(Dataset rows)
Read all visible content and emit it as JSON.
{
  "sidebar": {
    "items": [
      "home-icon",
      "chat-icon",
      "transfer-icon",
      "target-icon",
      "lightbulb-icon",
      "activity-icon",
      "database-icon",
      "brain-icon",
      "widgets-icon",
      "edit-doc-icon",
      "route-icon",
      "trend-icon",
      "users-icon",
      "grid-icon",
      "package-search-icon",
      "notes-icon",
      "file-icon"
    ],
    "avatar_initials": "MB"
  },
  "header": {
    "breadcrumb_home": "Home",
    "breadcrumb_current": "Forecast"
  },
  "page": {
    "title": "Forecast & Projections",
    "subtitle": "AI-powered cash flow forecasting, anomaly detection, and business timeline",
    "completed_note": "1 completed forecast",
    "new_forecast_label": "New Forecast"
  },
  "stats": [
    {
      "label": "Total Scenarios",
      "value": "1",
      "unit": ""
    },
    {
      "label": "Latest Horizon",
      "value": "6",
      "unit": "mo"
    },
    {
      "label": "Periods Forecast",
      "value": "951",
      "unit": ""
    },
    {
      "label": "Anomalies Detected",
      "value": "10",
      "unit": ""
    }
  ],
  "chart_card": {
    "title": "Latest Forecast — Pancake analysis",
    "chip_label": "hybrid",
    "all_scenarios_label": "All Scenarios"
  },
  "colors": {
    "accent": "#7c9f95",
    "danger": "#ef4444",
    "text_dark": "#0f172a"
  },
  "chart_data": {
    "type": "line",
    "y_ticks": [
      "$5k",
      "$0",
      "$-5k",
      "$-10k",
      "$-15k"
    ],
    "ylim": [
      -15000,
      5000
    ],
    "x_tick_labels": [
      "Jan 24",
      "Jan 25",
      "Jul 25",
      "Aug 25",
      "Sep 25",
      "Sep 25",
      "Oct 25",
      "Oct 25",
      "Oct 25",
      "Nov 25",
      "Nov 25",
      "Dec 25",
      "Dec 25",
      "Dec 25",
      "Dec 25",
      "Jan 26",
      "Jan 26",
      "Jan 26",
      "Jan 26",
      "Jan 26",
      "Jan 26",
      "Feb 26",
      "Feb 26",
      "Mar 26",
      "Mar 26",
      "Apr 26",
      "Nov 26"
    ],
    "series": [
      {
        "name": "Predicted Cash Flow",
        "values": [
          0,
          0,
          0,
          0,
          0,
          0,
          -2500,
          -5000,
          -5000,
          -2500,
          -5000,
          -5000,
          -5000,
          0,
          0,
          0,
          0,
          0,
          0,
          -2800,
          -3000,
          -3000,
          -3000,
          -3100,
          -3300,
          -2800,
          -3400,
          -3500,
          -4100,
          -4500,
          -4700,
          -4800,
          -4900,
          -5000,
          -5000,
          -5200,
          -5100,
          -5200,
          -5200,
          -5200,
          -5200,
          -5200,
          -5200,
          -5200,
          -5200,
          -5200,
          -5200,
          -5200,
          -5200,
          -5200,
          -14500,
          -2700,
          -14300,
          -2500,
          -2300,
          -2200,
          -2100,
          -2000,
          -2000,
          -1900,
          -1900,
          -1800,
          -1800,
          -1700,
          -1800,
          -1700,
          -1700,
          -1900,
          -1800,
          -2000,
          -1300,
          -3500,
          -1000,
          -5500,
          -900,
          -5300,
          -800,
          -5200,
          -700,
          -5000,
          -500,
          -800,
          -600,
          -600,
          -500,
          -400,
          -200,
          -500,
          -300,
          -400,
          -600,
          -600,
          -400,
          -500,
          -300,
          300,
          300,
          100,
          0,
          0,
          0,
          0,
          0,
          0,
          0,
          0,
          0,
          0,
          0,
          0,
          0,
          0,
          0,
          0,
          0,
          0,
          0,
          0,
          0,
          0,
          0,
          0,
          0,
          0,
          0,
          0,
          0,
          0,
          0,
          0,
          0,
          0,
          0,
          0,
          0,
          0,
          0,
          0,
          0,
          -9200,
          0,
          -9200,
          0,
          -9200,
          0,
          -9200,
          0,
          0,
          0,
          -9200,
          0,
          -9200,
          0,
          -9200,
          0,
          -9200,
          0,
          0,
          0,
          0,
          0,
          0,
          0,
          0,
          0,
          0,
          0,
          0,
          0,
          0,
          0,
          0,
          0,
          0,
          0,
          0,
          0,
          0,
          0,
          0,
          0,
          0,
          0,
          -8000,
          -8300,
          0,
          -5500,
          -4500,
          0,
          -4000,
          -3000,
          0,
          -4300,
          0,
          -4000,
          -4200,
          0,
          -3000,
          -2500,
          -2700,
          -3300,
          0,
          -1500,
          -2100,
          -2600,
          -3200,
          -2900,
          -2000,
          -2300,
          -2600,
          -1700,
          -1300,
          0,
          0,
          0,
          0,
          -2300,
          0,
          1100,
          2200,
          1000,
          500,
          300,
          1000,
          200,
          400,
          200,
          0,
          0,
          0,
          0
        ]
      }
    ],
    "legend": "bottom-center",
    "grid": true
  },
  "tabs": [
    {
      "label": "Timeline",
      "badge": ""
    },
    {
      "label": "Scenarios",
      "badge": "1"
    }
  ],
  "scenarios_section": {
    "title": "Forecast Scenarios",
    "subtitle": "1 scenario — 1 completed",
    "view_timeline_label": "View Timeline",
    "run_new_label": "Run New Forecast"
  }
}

### Task statement
The records above should all be quoted exactly, please.

### Solved problem
Read all visible content and emit it as JSON.
{
  "sidebar": {
    "items": [
      "home-icon",
      "chat-icon",
      "transfer-icon",
      "target-icon",
      "lightbulb-icon",
      "activity-icon",
      "database-icon",
      "brain-icon",
      "widgets-icon",
      "edit-doc-icon",
      "route-icon",
      "trend-icon",
      "users-icon",
      "grid-icon",
      "package-search-icon",
      "notes-icon",
      "file-icon"
    ],
    "avatar_initials": "MB"
  },
  "header": {
    "breadcrumb_home": "Home",
    "breadcrumb_current": "Forecast"
  },
  "page": {
    "title": "Forecast & Projections",
    "subtitle": "AI-powered cash flow forecasting, anomaly detection, and business timeline",
    "completed_note": "1 completed forecast",
    "new_forecast_label": "New Forecast"
  },
  "stats": [
    {
      "label": "Total Scenarios",
      "value": "1",
      "unit": ""
    },
    {
      "label": "Latest Horizon",
      "value": "6",
      "unit": "mo"
    },
    {
      "label": "Periods Forecast",
      "value": "951",
      "unit": ""
    },
    {
      "label": "Anomalies Detected",
      "value": "10",
      "unit": ""
    }
  ],
  "chart_card": {
    "title": "Latest Forecast — Pancake analysis",
    "chip_label": "hybrid",
    "all_scenarios_label": "All Scenarios"
  },
  "colors": {
    "accent": "#7c9f95",
    "danger": "#ef4444",
    "text_dark": "#0f172a"
  },
  "chart_data": {
    "type": "line",
    "y_ticks": [
      "$5k",
      "$0",
      "$-5k",
      "$-10k",
      "$-15k"
    ],
    "ylim": [
      -15000,
      5000
    ],
    "x_tick_labels": [
      "Jan 24",
      "Jan 25",
      "Jul 25",
      "Aug 25",
      "Sep 25",
      "Sep 25",
      "Oct 25",
      "Oct 25",
      "Oct 25",
      "Nov 25",
      "Nov 25",
      "Dec 25",
      "Dec 25",
      "Dec 25",
      "Dec 25",
      "Jan 26",
      "Jan 26",
      "Jan 26",
      "Jan 26",
      "Jan 26",
      "Jan 26",
      "Feb 26",
      "Feb 26",
      "Mar 26",
      "Mar 26",
      "Apr 26",
      "Nov 26"
    ],
    "series": [
      {
        "name": "Predicted Cash Flow",
        "values": [
          0,
          0,
          0,
          0,
          0,
          0,
          -2500,
          -5000,
          -5000,
          -2500,
          -5000,
          -5000,
          -5000,
          0,
          0,
          0,
          0,
          0,
          0,
          -2800,
          -3000,
          -3000,
          -3000,
          -3100,
          -3300,
          -2800,
          -3400,
          -3500,
          -4100,
          -4500,
          -4700,
          -4800,
          -4900,
          -5000,
          -5000,
          -5200,
          -5100,
          -5200,
          -5200,
          -5200,
          -5200,
          -5200,
          -5200,
          -5200,
          -5200,
          -5200,
          -5200,
          -5200,
          -5200,
          -5200,
          -14500,
          -2700,
          -14300,
          -2500,
          -2300,
          -2200,
          -2100,
          -2000,
          -2000,
          -1900,
          -1900,
          -1800,
          -1800,
          -1700,
          -1800,
          -1700,
          -1700,
          -1900,
          -1800,
          -2000,
          -1300,
          -3500,
          -1000,
          -5500,
          -900,
          -5300,
          -800,
          -5200,
          -700,
          -5000,
          -500,
          -800,
          -600,
          -600,
          -500,
          -400,
          -200,
          -500,
          -300,
          -400,
          -600,
          -600,
          -400,
          -500,
          -300,
          300,
          300,
          100,
          0,
          0,
          0,
          0,
          0,
          0,
          0,
          0,
          0,
          0,
          0,
          0,
          0,
          0,
          0,
          0,
          0,
          0,
          0,
          0,
          0,
          0,
          0,
          0,
          0,
          0,
          0,
          0,
          0,
          0,
          0,
          0,
          0,
          0,
          0,
          0,
          0,
          0,
          0,
          0,
          0,
          -9200,
          0,
          -9200,
          0,
          -9200,
          0,
          -9200,
          0,
          0,
          0,
          -9200,
          0,
          -9200,
          0,
          -9200,
          0,
          -9200,
          0,
          0,
          0,
          0,
          0,
          0,
          0,
          0,
          0,
          0,
          0,
          0,
          0,
          0,
          0,
          0,
          0,
          0,
          0,
          0,
          0,
          0,
          0,
          0,
          0,
          0,
          0,
          -8000,
          -8300,
          0,
          -5500,
          -4500,
          0,
          -4000,
          -3000,
          0,
          -4300,
          0,
          -4000,
          -4200,
          0,
          -3000,
          -2500,
          -2700,
          -3300,
          0,
          -1500,
          -2100,
          -2600,
          -3200,
          -2900,
          -2000,
          -2300,
          -2600,
          -1700,
          -1300,
          0,
          0,
          0,
          0,
          -2300,
          0,
          1100,
          2200,
          1000,
          500,
          300,
          1000,
          200,
          400,
          200,
          0,
          0,
          0,
          0
        ]
      }
    ],
    "legend": "bottom-center",
    "grid": true
  },
  "tabs": [
    {
      "label": "Timeline",
      "badge": ""
    },
    {
      "label": "Scenarios",
      "badge": "1"
    }
  ],
  "scenarios_section": {
    "title": "Forecast Scenarios",
    "subtitle": "1 scenario — 1 completed",
    "view_timeline_label": "View Timeline",
    "run_new_label": "Run New Forecast"
  }
}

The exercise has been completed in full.